ENTRIES:
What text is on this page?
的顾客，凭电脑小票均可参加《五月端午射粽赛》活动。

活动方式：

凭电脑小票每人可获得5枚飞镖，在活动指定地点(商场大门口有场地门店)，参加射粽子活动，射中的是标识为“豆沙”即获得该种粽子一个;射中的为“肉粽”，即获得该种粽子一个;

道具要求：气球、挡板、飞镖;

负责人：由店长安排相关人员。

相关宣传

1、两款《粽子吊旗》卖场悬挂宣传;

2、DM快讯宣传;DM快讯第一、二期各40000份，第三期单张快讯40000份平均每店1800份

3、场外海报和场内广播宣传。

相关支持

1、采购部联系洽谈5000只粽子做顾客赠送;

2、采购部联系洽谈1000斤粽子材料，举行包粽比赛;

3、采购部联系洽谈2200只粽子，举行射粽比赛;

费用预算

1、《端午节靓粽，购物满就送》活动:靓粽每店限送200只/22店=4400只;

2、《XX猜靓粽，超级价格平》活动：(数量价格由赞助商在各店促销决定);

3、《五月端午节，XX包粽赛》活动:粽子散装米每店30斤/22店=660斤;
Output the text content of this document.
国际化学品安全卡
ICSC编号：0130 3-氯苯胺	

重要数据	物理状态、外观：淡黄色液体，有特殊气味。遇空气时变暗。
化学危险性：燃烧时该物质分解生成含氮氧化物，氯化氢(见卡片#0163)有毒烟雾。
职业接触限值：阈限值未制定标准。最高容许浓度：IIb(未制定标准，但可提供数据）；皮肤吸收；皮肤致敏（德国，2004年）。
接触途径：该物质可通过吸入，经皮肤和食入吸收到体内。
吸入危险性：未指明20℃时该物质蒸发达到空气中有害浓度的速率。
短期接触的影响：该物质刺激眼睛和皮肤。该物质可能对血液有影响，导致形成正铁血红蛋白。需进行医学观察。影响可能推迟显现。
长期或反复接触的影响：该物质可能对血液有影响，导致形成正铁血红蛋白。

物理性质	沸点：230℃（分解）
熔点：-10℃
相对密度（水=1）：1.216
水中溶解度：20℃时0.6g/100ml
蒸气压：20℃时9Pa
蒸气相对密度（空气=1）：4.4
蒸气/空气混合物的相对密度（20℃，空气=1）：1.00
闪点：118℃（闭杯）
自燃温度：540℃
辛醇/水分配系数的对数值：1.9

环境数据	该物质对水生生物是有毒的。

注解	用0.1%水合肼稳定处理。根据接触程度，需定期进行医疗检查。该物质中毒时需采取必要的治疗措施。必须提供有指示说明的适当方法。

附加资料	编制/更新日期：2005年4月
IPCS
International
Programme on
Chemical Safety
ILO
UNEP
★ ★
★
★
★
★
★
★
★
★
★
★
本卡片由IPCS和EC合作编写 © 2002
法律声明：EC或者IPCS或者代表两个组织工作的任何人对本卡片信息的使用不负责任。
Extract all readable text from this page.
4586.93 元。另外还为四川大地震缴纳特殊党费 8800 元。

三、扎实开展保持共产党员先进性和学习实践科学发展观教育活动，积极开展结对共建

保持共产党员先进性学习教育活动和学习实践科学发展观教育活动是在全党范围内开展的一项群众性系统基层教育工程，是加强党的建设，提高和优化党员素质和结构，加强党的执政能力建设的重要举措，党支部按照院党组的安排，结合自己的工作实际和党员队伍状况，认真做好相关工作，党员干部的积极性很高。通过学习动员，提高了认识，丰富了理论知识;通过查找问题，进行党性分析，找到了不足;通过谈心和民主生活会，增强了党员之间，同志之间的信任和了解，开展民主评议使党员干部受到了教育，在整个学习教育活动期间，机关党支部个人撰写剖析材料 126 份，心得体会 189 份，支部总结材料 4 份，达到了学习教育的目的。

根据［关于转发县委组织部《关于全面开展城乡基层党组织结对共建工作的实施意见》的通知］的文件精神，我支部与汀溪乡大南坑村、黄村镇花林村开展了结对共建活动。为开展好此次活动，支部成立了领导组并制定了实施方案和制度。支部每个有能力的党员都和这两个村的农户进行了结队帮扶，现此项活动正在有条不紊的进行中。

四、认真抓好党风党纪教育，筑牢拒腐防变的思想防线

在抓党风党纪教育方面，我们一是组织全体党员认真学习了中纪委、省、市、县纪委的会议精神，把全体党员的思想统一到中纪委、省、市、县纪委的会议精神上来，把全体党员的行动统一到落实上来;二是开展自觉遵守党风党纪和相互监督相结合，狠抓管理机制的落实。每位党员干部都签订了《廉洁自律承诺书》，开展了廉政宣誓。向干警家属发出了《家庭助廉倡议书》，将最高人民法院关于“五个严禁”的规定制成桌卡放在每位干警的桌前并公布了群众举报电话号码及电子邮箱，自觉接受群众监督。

THE TASK: Return all of the entries exactly as written.

OUTPUT OF THE EXERCISE:
What text is on this page?
的顾客，凭电脑小票均可参加《五月端午射粽赛》活动。

活动方式：

凭电脑小票每人可获得5枚飞镖，在活动指定地点(商场大门口有场地门店)，参加射粽子活动，射中的是标识为“豆沙”即获得该种粽子一个;射中的为“肉粽”，即获得该种粽子一个;

道具要求：气球、挡板、飞镖;

负责人：由店长安排相关人员。

相关宣传

1、两款《粽子吊旗》卖场悬挂宣传;

2、DM快讯宣传;DM快讯第一、二期各40000份，第三期单张快讯40000份平均每店1800份

3、场外海报和场内广播宣传。

相关支持

1、采购部联系洽谈5000只粽子做顾客赠送;

2、采购部联系洽谈1000斤粽子材料，举行包粽比赛;

3、采购部联系洽谈2200只粽子，举行射粽比赛;

费用预算

1、《端午节靓粽，购物满就送》活动:靓粽每店限送200只/22店=4400只;

2、《XX猜靓粽，超级价格平》活动：(数量价格由赞助商在各店促销决定);

3、《五月端午节，XX包粽赛》活动:粽子散装米每店30斤/22店=660斤;
Output the text content of this document.
国际化学品安全卡
ICSC编号：0130 3-氯苯胺	

重要数据	物理状态、外观：淡黄色液体，有特殊气味。遇空气时变暗。
化学危险性：燃烧时该物质分解生成含氮氧化物，氯化氢(见卡片#0163)有毒烟雾。
职业接触限值：阈限值未制定标准。最高容许浓度：IIb(未制定标准，但可提供数据）；皮肤吸收；皮肤致敏（德国，2004年）。
接触途径：该物质可通过吸入，经皮肤和食入吸收到体内。
吸入危险性：未指明20℃时该物质蒸发达到空气中有害浓度的速率。
短期接触的影响：该物质刺激眼睛和皮肤。该物质可能对血液有影响，导致形成正铁血红蛋白。需进行医学观察。影响可能推迟显现。
长期或反复接触的影响：该物质可能对血液有影响，导致形成正铁血红蛋白。

物理性质	沸点：230℃（分解）
熔点：-10℃
相对密度（水=1）：1.216
水中溶解度：20℃时0.6g/100ml
蒸气压：20℃时9Pa
蒸气相对密度（空气=1）：4.4
蒸气/空气混合物的相对密度（20℃，空气=1）：1.00
闪点：118℃（闭杯）
自燃温度：540℃
辛醇/水分配系数的对数值：1.9

环境数据	该物质对水生生物是有毒的。

注解	用0.1%水合肼稳定处理。根据接触程度，需定期进行医疗检查。该物质中毒时需采取必要的治疗措施。必须提供有指示说明的适当方法。

附加资料	编制/更新日期：2005年4月
IPCS
International
Programme on
Chemical Safety
ILO
UNEP
★ ★
★
★
★
★
★
★
★
★
★
★
本卡片由IPCS和EC合作编写 © 2002
法律声明：EC或者IPCS或者代表两个组织工作的任何人对本卡片信息的使用不负责任。
Extract all readable text from this page.
4586.93 元。另外还为四川大地震缴纳特殊党费 8800 元。

三、扎实开展保持共产党员先进性和学习实践科学发展观教育活动，积极开展结对共建

保持共产党员先进性学习教育活动和学习实践科学发展观教育活动是在全党范围内开展的一项群众性系统基层教育工程，是加强党的建设，提高和优化党员素质和结构，加强党的执政能力建设的重要举措，党支部按照院党组的安排，结合自己的工作实际和党员队伍状况，认真做好相关工作，党员干部的积极性很高。通过学习动员，提高了认识，丰富了理论知识;通过查找问题，进行党性分析，找到了不足;通过谈心和民主生活会，增强了党员之间，同志之间的信任和了解，开展民主评议使党员干部受到了教育，在整个学习教育活动期间，机关党支部个人撰写剖析材料 126 份，心得体会 189 份，支部总结材料 4 份，达到了学习教育的目的。

根据［关于转发县委组织部《关于全面开展城乡基层党组织结对共建工作的实施意见》的通知］的文件精神，我支部与汀溪乡大南坑村、黄村镇花林村开展了结对共建活动。为开展好此次活动，支部成立了领导组并制定了实施方案和制度。支部每个有能力的党员都和这两个村的农户进行了结队帮扶，现此项活动正在有条不紊的进行中。

四、认真抓好党风党纪教育，筑牢拒腐防变的思想防线

在抓党风党纪教育方面，我们一是组织全体党员认真学习了中纪委、省、市、县纪委的会议精神，把全体党员的思想统一到中纪委、省、市、县纪委的会议精神上来，把全体党员的行动统一到落实上来;二是开展自觉遵守党风党纪和相互监督相结合，狠抓管理机制的落实。每位党员干部都签订了《廉洁自律承诺书》，开展了廉政宣誓。向干警家属发出了《家庭助廉倡议书》，将最高人民法院关于“五个严禁”的规定制成桌卡放在每位干警的桌前并公布了群众举报电话号码及电子邮箱，自觉接受群众监督。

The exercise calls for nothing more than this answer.